# [Data supplied]

________

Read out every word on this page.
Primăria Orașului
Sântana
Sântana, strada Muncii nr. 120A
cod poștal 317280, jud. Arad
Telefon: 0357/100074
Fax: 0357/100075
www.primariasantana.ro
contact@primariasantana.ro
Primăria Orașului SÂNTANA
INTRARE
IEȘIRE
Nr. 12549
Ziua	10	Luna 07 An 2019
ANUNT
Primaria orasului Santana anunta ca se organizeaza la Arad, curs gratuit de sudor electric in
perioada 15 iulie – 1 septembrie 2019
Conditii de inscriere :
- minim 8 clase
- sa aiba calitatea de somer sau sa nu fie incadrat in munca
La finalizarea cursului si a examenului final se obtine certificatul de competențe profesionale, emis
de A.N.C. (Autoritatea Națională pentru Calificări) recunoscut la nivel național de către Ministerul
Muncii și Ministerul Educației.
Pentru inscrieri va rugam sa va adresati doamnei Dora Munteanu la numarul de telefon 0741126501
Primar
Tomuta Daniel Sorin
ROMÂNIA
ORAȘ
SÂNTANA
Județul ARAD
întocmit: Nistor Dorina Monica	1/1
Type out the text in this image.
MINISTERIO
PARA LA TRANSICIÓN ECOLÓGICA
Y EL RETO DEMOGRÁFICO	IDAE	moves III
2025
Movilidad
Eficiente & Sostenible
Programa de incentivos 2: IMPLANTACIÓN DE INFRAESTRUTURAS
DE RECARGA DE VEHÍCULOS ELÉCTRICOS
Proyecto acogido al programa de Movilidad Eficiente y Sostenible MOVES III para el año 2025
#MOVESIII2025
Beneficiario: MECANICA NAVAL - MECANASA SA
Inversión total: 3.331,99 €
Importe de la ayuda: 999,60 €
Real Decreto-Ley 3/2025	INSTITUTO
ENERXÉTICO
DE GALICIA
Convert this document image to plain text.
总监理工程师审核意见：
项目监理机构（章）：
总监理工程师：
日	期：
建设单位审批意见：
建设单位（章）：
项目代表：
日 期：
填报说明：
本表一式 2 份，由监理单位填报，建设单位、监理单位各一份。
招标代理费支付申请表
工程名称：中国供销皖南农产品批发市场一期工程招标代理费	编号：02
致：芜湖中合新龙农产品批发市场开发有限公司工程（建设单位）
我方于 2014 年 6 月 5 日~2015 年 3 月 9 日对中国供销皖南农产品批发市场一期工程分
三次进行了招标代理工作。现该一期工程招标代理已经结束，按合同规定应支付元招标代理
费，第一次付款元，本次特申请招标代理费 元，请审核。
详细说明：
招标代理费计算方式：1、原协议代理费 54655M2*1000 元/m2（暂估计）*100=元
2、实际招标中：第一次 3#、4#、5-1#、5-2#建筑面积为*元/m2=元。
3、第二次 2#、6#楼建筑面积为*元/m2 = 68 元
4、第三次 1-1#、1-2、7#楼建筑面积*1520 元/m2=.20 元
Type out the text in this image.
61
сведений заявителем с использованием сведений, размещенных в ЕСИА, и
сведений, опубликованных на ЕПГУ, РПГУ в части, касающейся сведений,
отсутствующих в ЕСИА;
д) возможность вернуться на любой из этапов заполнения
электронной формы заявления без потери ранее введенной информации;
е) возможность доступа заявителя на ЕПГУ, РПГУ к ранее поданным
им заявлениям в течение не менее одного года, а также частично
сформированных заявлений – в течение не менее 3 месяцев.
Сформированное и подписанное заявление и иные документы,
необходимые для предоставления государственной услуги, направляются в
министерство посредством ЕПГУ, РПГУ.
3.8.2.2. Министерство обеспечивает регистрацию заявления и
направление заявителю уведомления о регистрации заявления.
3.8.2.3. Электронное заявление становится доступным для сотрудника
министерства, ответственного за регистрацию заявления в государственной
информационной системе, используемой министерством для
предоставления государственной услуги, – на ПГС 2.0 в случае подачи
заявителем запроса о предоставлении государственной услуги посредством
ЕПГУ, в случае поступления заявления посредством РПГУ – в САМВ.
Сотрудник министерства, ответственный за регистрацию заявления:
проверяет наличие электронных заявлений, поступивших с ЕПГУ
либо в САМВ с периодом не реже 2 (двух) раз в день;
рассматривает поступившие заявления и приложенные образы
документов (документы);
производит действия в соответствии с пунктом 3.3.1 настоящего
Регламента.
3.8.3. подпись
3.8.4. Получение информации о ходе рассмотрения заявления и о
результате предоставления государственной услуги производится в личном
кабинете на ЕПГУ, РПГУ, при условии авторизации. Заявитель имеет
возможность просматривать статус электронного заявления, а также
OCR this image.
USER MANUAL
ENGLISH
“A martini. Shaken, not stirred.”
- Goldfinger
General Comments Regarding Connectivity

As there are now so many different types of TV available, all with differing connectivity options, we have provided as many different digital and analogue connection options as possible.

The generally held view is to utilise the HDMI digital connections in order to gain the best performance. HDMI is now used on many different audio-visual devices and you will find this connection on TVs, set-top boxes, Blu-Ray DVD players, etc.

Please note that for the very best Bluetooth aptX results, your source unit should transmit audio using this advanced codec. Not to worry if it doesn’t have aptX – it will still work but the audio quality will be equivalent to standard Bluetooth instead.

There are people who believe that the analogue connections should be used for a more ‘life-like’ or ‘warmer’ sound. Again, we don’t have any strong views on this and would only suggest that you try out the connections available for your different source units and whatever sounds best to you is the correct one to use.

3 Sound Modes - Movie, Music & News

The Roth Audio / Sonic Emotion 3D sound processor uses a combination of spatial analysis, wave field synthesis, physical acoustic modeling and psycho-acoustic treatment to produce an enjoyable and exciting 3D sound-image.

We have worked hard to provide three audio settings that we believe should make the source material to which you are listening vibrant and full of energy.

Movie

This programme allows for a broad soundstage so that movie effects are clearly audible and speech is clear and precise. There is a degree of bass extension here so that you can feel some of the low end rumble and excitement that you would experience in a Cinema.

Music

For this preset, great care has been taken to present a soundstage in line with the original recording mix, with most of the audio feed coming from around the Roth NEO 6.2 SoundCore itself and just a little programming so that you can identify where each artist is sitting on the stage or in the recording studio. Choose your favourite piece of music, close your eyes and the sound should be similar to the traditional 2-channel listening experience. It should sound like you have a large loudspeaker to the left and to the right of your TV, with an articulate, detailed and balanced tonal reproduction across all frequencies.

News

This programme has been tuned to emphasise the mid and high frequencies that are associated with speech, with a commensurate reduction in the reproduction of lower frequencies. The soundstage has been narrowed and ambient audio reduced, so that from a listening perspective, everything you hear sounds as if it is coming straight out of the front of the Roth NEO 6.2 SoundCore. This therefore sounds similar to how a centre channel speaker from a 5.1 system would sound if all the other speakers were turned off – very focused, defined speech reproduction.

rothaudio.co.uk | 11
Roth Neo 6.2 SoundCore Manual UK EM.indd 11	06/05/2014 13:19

________

Write the listing out again, exactly as it reads.

Read out every word on this page.
Primăria Orașului
Sântana
Sântana, strada Muncii nr. 120A
cod poștal 317280, jud. Arad
Telefon: 0357/100074
Fax: 0357/100075
www.primariasantana.ro
contact@primariasantana.ro
Primăria Orașului SÂNTANA
INTRARE
IEȘIRE
Nr. 12549
Ziua	10	Luna 07 An 2019
ANUNT
Primaria orasului Santana anunta ca se organizeaza la Arad, curs gratuit de sudor electric in
perioada 15 iulie – 1 septembrie 2019
Conditii de inscriere :
- minim 8 clase
- sa aiba calitatea de somer sau sa nu fie incadrat in munca
La finalizarea cursului si a examenului final se obtine certificatul de competențe profesionale, emis
de A.N.C. (Autoritatea Națională pentru Calificări) recunoscut la nivel național de către Ministerul
Muncii și Ministerul Educației.
Pentru inscrieri va rugam sa va adresati doamnei Dora Munteanu la numarul de telefon 0741126501
Primar
Tomuta Daniel Sorin
ROMÂNIA
ORAȘ
SÂNTANA
Județul ARAD
întocmit: Nistor Dorina Monica	1/1
Type out the text in this image.
MINISTERIO
PARA LA TRANSICIÓN ECOLÓGICA
Y EL RETO DEMOGRÁFICO	IDAE	moves III
2025
Movilidad
Eficiente & Sostenible
Programa de incentivos 2: IMPLANTACIÓN DE INFRAESTRUTURAS
DE RECARGA DE VEHÍCULOS ELÉCTRICOS
Proyecto acogido al programa de Movilidad Eficiente y Sostenible MOVES III para el año 2025
#MOVESIII2025
Beneficiario: MECANICA NAVAL - MECANASA SA
Inversión total: 3.331,99 €
Importe de la ayuda: 999,60 €
Real Decreto-Ley 3/2025	INSTITUTO
ENERXÉTICO
DE GALICIA
Convert this document image to plain text.
总监理工程师审核意见：
项目监理机构（章）：
总监理工程师：
日	期：
建设单位审批意见：
建设单位（章）：
项目代表：
日 期：
填报说明：
本表一式 2 份，由监理单位填报，建设单位、监理单位各一份。
招标代理费支付申请表
工程名称：中国供销皖南农产品批发市场一期工程招标代理费	编号：02
致：芜湖中合新龙农产品批发市场开发有限公司工程（建设单位）
我方于 2014 年 6 月 5 日~2015 年 3 月 9 日对中国供销皖南农产品批发市场一期工程分
三次进行了招标代理工作。现该一期工程招标代理已经结束，按合同规定应支付元招标代理
费，第一次付款元，本次特申请招标代理费 元，请审核。
详细说明：
招标代理费计算方式：1、原协议代理费 54655M2*1000 元/m2（暂估计）*100=元
2、实际招标中：第一次 3#、4#、5-1#、5-2#建筑面积为*元/m2=元。
3、第二次 2#、6#楼建筑面积为*元/m2 = 68 元
4、第三次 1-1#、1-2、7#楼建筑面积*1520 元/m2=.20 元
Type out the text in this image.
61
сведений заявителем с использованием сведений, размещенных в ЕСИА, и
сведений, опубликованных на ЕПГУ, РПГУ в части, касающейся сведений,
отсутствующих в ЕСИА;
д) возможность вернуться на любой из этапов заполнения
электронной формы заявления без потери ранее введенной информации;
е) возможность доступа заявителя на ЕПГУ, РПГУ к ранее поданным
им заявлениям в течение не менее одного года, а также частично
сформированных заявлений – в течение не менее 3 месяцев.
Сформированное и подписанное заявление и иные документы,
необходимые для предоставления государственной услуги, направляются в
министерство посредством ЕПГУ, РПГУ.
3.8.2.2. Министерство обеспечивает регистрацию заявления и
направление заявителю уведомления о регистрации заявления.
3.8.2.3. Электронное заявление становится доступным для сотрудника
министерства, ответственного за регистрацию заявления в государственной
информационной системе, используемой министерством для
предоставления государственной услуги, – на ПГС 2.0 в случае подачи
заявителем запроса о предоставлении государственной услуги посредством
ЕПГУ, в случае поступления заявления посредством РПГУ – в САМВ.
Сотрудник министерства, ответственный за регистрацию заявления:
проверяет наличие электронных заявлений, поступивших с ЕПГУ
либо в САМВ с периодом не реже 2 (двух) раз в день;
рассматривает поступившие заявления и приложенные образы
документов (документы);
производит действия в соответствии с пунктом 3.3.1 настоящего
Регламента.
3.8.3. подпись
3.8.4. Получение информации о ходе рассмотрения заявления и о
результате предоставления государственной услуги производится в личном
кабинете на ЕПГУ, РПГУ, при условии авторизации. Заявитель имеет
возможность просматривать статус электронного заявления, а также
OCR this image.
USER MANUAL
ENGLISH
“A martini. Shaken, not stirred.”
- Goldfinger
General Comments Regarding Connectivity

As there are now so many different types of TV available, all with differing connectivity options, we have provided as many different digital and analogue connection options as possible.

The generally held view is to utilise the HDMI digital connections in order to gain the best performance. HDMI is now used on many different audio-visual devices and you will find this connection on TVs, set-top boxes, Blu-Ray DVD players, etc.

Please note that for the very best Bluetooth aptX results, your source unit should transmit audio using this advanced codec. Not to worry if it doesn’t have aptX – it will still work but the audio quality will be equivalent to standard Bluetooth instead.

There are people who believe that the analogue connections should be used for a more ‘life-like’ or ‘warmer’ sound. Again, we don’t have any strong views on this and would only suggest that you try out the connections available for your different source units and whatever sounds best to you is the correct one to use.

3 Sound Modes - Movie, Music & News

The Roth Audio / Sonic Emotion 3D sound processor uses a combination of spatial analysis, wave field synthesis, physical acoustic modeling and psycho-acoustic treatment to produce an enjoyable and exciting 3D sound-image.

We have worked hard to provide three audio settings that we believe should make the source material to which you are listening vibrant and full of energy.

Movie

This programme allows for a broad soundstage so that movie effects are clearly audible and speech is clear and precise. There is a degree of bass extension here so that you can feel some of the low end rumble and excitement that you would experience in a Cinema.

Music

For this preset, great care has been taken to present a soundstage in line with the original recording mix, with most of the audio feed coming from around the Roth NEO 6.2 SoundCore itself and just a little programming so that you can identify where each artist is sitting on the stage or in the recording studio. Choose your favourite piece of music, close your eyes and the sound should be similar to the traditional 2-channel listening experience. It should sound like you have a large loudspeaker to the left and to the right of your TV, with an articulate, detailed and balanced tonal reproduction across all frequencies.

News

This programme has been tuned to emphasise the mid and high frequencies that are associated with speech, with a commensurate reduction in the reproduction of lower frequencies. The soundstage has been narrowed and ambient audio reduced, so that from a listening perspective, everything you hear sounds as if it is coming straight out of the front of the Roth NEO 6.2 SoundCore. This therefore sounds similar to how a centre channel speaker from a 5.1 system would sound if all the other speakers were turned off – very focused, defined speech reproduction.

rothaudio.co.uk | 11
Roth Neo 6.2 SoundCore Manual UK EM.indd 11	06/05/2014 13:19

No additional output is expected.